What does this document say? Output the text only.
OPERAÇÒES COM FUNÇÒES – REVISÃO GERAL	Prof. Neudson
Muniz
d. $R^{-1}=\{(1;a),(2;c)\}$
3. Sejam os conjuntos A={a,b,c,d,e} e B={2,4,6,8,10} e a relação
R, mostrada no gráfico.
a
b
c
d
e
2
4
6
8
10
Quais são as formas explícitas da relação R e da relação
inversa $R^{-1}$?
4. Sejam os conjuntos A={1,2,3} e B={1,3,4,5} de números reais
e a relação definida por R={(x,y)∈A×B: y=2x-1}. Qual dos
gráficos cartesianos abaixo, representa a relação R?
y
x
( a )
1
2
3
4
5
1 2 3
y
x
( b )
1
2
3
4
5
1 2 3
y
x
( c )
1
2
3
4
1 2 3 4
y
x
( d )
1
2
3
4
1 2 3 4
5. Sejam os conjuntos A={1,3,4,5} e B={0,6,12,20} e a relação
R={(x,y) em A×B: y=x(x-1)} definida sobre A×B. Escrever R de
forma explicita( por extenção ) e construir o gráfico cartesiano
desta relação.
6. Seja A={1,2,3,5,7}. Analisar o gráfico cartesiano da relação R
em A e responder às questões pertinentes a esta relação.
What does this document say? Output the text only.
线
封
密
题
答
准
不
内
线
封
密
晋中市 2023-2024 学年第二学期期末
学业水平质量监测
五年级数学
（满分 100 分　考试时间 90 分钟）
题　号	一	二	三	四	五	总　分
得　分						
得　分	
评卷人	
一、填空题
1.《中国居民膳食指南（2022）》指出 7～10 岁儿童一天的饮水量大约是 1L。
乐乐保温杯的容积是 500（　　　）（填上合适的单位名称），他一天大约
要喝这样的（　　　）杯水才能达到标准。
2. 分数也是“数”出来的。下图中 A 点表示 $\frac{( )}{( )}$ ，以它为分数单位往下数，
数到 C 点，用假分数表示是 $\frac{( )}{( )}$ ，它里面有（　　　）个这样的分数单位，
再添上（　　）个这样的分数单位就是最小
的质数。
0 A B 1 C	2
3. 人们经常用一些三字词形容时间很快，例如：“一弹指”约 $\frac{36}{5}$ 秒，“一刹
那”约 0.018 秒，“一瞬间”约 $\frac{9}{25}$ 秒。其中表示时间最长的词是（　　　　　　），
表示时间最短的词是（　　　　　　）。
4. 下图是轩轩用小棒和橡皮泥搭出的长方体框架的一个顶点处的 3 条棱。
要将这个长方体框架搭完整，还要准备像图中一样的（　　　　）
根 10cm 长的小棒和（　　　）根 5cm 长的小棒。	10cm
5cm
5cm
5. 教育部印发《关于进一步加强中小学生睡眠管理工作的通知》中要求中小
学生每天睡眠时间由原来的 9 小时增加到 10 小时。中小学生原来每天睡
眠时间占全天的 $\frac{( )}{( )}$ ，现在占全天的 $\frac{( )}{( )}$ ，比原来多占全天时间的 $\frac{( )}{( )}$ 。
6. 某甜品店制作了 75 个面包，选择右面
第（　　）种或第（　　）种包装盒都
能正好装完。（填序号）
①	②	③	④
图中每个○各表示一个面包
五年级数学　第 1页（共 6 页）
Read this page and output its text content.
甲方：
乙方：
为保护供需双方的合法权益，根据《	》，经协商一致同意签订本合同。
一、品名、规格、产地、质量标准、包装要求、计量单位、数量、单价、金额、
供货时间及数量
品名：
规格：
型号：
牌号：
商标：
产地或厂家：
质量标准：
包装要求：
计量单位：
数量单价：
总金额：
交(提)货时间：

TASK PROMPT
Restate the records, all of them, precisely as written.

FINAL RESULT
What does this document say? Output the text only.
OPERAÇÒES COM FUNÇÒES – REVISÃO GERAL	Prof. Neudson
Muniz
d. $R^{-1}=\{(1;a),(2;c)\}$
3. Sejam os conjuntos A={a,b,c,d,e} e B={2,4,6,8,10} e a relação
R, mostrada no gráfico.
a
b
c
d
e
2
4
6
8
10
Quais são as formas explícitas da relação R e da relação
inversa $R^{-1}$?
4. Sejam os conjuntos A={1,2,3} e B={1,3,4,5} de números reais
e a relação definida por R={(x,y)∈A×B: y=2x-1}. Qual dos
gráficos cartesianos abaixo, representa a relação R?
y
x
( a )
1
2
3
4
5
1 2 3
y
x
( b )
1
2
3
4
5
1 2 3
y
x
( c )
1
2
3
4
1 2 3 4
y
x
( d )
1
2
3
4
1 2 3 4
5. Sejam os conjuntos A={1,3,4,5} e B={0,6,12,20} e a relação
R={(x,y) em A×B: y=x(x-1)} definida sobre A×B. Escrever R de
forma explicita( por extenção ) e construir o gráfico cartesiano
desta relação.
6. Seja A={1,2,3,5,7}. Analisar o gráfico cartesiano da relação R
em A e responder às questões pertinentes a esta relação.
What does this document say? Output the text only.
线
封
密
题
答
准
不
内
线
封
密
晋中市 2023-2024 学年第二学期期末
学业水平质量监测
五年级数学
（满分 100 分　考试时间 90 分钟）
题　号	一	二	三	四	五	总　分
得　分						
得　分	
评卷人	
一、填空题
1.《中国居民膳食指南（2022）》指出 7～10 岁儿童一天的饮水量大约是 1L。
乐乐保温杯的容积是 500（　　　）（填上合适的单位名称），他一天大约
要喝这样的（　　　）杯水才能达到标准。
2. 分数也是“数”出来的。下图中 A 点表示 $\frac{( )}{( )}$ ，以它为分数单位往下数，
数到 C 点，用假分数表示是 $\frac{( )}{( )}$ ，它里面有（　　　）个这样的分数单位，
再添上（　　）个这样的分数单位就是最小
的质数。
0 A B 1 C	2
3. 人们经常用一些三字词形容时间很快，例如：“一弹指”约 $\frac{36}{5}$ 秒，“一刹
那”约 0.018 秒，“一瞬间”约 $\frac{9}{25}$ 秒。其中表示时间最长的词是（　　　　　　），
表示时间最短的词是（　　　　　　）。
4. 下图是轩轩用小棒和橡皮泥搭出的长方体框架的一个顶点处的 3 条棱。
要将这个长方体框架搭完整，还要准备像图中一样的（　　　　）
根 10cm 长的小棒和（　　　）根 5cm 长的小棒。	10cm
5cm
5cm
5. 教育部印发《关于进一步加强中小学生睡眠管理工作的通知》中要求中小
学生每天睡眠时间由原来的 9 小时增加到 10 小时。中小学生原来每天睡
眠时间占全天的 $\frac{( )}{( )}$ ，现在占全天的 $\frac{( )}{( )}$ ，比原来多占全天时间的 $\frac{( )}{( )}$ 。
6. 某甜品店制作了 75 个面包，选择右面
第（　　）种或第（　　）种包装盒都
能正好装完。（填序号）
①	②	③	④
图中每个○各表示一个面包
五年级数学　第 1页（共 6 页）
Read this page and output its text content.
甲方：
乙方：
为保护供需双方的合法权益，根据《	》，经协商一致同意签订本合同。
一、品名、规格、产地、质量标准、包装要求、计量单位、数量、单价、金额、
供货时间及数量
品名：
规格：
型号：
牌号：
商标：
产地或厂家：
质量标准：
包装要求：
计量单位：
数量单价：
总金额：
交(提)货时间：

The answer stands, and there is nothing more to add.